Extracted records:
....
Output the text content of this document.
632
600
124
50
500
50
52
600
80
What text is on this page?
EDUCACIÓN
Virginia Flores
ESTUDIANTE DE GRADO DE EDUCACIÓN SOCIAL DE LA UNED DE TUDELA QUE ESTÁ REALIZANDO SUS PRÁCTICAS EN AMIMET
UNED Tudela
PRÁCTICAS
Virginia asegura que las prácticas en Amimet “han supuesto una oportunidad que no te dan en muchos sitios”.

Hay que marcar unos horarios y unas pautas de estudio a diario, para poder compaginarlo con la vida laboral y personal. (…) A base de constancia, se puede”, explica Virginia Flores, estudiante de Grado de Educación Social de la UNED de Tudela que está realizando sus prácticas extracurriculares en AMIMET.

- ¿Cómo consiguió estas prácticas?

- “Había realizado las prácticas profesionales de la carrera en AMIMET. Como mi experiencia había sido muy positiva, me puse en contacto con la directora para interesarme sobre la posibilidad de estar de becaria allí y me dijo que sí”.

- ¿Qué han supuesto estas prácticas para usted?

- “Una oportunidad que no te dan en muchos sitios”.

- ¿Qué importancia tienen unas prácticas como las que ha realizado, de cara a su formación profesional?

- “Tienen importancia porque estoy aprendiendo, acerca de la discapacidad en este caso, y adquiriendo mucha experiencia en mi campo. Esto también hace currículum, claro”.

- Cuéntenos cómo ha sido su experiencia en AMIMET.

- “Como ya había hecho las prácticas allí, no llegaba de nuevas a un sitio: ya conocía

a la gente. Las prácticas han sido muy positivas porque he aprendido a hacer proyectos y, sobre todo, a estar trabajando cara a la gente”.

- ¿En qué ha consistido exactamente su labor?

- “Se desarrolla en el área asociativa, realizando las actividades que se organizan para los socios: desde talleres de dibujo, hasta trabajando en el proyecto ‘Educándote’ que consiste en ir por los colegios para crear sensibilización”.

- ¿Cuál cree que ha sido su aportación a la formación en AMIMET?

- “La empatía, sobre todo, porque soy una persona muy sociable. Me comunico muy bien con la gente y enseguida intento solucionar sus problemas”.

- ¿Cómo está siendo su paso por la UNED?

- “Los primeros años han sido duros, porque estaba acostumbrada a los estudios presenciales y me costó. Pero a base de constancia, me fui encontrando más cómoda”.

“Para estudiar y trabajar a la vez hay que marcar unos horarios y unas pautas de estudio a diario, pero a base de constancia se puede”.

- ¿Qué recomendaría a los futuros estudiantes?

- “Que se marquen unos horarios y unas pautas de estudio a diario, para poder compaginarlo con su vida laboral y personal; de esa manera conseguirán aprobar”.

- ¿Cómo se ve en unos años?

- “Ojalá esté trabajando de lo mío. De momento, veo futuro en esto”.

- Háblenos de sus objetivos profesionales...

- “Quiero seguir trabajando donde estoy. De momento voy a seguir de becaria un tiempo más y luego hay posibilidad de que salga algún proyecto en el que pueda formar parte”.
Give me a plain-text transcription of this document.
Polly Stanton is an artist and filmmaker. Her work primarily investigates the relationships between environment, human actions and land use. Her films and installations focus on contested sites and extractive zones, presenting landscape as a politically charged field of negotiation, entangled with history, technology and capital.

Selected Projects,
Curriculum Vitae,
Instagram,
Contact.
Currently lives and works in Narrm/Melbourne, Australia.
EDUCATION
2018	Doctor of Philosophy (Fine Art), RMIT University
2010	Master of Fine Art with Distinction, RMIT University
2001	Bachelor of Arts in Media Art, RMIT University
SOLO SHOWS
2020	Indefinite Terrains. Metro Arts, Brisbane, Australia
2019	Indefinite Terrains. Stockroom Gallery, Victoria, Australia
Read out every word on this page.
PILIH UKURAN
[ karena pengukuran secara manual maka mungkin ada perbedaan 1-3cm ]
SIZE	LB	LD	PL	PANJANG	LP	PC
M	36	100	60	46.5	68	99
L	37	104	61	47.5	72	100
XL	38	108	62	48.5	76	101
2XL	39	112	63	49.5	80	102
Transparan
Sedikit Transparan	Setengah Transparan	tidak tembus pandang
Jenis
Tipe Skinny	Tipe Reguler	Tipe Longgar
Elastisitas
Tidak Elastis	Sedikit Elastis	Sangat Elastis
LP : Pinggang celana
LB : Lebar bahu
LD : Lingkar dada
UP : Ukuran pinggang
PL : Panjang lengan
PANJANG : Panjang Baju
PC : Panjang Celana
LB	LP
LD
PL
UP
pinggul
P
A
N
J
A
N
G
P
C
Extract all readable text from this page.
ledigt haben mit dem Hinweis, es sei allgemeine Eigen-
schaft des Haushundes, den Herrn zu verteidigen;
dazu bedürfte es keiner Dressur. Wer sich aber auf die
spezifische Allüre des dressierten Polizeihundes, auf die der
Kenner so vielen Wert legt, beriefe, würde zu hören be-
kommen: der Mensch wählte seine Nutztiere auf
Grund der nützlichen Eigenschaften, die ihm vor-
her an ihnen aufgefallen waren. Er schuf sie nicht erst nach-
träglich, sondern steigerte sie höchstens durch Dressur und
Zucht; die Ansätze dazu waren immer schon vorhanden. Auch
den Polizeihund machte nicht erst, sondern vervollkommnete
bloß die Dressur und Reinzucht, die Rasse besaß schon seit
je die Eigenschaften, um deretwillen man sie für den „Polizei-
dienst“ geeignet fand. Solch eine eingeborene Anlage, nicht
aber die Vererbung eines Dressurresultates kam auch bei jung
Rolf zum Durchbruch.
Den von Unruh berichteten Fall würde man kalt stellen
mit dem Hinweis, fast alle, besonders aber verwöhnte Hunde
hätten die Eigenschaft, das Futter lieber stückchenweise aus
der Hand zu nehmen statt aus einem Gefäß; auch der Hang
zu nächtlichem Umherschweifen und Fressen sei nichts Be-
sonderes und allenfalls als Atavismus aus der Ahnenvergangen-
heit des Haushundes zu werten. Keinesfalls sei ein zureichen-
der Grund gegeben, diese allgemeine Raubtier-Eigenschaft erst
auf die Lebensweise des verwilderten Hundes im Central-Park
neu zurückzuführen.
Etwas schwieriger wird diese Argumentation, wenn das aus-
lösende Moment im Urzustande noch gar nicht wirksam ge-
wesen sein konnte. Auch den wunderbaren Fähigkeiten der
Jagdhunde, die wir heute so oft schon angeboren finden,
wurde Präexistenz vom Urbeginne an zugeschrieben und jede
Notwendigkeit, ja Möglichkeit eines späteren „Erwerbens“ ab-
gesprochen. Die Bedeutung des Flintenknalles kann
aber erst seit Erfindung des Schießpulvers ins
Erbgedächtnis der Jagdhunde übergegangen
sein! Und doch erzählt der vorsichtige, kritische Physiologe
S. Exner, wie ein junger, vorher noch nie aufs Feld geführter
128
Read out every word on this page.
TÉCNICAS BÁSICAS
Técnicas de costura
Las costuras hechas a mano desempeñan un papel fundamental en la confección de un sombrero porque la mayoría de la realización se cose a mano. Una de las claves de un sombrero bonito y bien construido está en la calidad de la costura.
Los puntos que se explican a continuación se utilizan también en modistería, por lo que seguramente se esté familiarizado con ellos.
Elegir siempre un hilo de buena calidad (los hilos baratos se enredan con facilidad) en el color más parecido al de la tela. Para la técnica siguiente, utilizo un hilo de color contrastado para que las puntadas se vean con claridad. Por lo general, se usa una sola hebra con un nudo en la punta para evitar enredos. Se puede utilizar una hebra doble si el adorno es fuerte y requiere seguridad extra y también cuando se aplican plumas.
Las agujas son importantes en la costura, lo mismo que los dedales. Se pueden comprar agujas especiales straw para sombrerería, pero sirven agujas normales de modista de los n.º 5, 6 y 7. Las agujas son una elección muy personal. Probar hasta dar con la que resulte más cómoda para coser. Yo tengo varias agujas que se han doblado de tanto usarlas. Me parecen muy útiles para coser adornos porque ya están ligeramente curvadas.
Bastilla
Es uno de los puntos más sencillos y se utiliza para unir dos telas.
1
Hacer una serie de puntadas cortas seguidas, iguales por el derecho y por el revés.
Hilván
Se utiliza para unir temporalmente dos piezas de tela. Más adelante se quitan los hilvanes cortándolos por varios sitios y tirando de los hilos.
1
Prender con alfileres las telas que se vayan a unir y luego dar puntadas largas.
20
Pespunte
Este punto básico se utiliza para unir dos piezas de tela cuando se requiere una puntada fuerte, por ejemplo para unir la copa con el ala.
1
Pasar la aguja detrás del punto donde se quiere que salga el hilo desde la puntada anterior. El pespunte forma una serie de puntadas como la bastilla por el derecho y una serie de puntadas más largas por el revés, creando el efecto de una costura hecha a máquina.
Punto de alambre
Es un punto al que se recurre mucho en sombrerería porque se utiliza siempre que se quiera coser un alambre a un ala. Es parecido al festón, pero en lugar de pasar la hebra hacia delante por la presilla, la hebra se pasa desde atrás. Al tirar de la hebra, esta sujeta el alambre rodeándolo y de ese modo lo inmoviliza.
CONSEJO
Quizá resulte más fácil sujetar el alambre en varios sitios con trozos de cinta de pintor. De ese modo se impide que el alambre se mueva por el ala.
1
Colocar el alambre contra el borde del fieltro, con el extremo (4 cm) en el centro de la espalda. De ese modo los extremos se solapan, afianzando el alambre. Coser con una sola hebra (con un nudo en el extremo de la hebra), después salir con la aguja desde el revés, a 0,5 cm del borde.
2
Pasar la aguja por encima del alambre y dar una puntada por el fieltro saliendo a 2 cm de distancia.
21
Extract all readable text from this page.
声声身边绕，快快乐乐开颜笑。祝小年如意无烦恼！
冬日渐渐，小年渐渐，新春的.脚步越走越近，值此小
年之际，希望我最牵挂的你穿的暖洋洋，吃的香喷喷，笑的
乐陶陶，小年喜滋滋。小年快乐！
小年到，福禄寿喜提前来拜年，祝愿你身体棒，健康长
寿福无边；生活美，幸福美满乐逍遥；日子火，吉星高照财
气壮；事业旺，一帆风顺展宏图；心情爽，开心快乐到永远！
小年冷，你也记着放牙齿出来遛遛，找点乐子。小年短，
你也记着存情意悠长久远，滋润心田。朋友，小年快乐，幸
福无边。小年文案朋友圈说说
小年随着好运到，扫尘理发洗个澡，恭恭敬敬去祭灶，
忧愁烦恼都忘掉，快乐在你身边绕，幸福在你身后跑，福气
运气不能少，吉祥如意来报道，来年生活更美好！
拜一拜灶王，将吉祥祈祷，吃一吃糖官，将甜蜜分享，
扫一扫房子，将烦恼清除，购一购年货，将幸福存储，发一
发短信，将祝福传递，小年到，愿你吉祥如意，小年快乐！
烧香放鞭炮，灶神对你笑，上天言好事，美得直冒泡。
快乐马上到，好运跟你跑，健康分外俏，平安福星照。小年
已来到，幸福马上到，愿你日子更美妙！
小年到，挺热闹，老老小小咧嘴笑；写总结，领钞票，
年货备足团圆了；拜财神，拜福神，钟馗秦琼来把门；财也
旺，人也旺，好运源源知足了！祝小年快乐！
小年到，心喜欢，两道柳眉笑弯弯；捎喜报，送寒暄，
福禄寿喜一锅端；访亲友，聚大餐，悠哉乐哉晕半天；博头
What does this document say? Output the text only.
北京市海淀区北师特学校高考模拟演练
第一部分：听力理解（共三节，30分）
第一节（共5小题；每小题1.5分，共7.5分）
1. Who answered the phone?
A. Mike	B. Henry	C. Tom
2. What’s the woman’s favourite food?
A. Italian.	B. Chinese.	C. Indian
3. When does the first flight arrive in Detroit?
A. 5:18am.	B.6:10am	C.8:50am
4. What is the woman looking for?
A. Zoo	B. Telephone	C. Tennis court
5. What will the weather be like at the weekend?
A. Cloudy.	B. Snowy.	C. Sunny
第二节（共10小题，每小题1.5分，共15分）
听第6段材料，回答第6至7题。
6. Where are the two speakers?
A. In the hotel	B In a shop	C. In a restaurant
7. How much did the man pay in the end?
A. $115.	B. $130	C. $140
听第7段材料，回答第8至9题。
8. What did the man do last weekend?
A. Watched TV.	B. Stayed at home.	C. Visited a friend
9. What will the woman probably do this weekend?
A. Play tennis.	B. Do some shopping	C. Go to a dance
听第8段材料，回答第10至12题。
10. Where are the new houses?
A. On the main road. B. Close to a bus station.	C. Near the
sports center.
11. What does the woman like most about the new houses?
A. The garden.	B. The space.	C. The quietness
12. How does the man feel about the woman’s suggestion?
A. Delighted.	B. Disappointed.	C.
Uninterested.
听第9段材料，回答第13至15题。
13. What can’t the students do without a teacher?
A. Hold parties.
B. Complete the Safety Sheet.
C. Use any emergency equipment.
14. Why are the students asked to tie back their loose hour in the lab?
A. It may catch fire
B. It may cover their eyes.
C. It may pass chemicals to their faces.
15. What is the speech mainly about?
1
....
*TASK REQUIREMENTS*. Gather each line from the listing above that holds "Where".

*REPLY*.
6. Where are the two speakers?
10. Where are the new houses?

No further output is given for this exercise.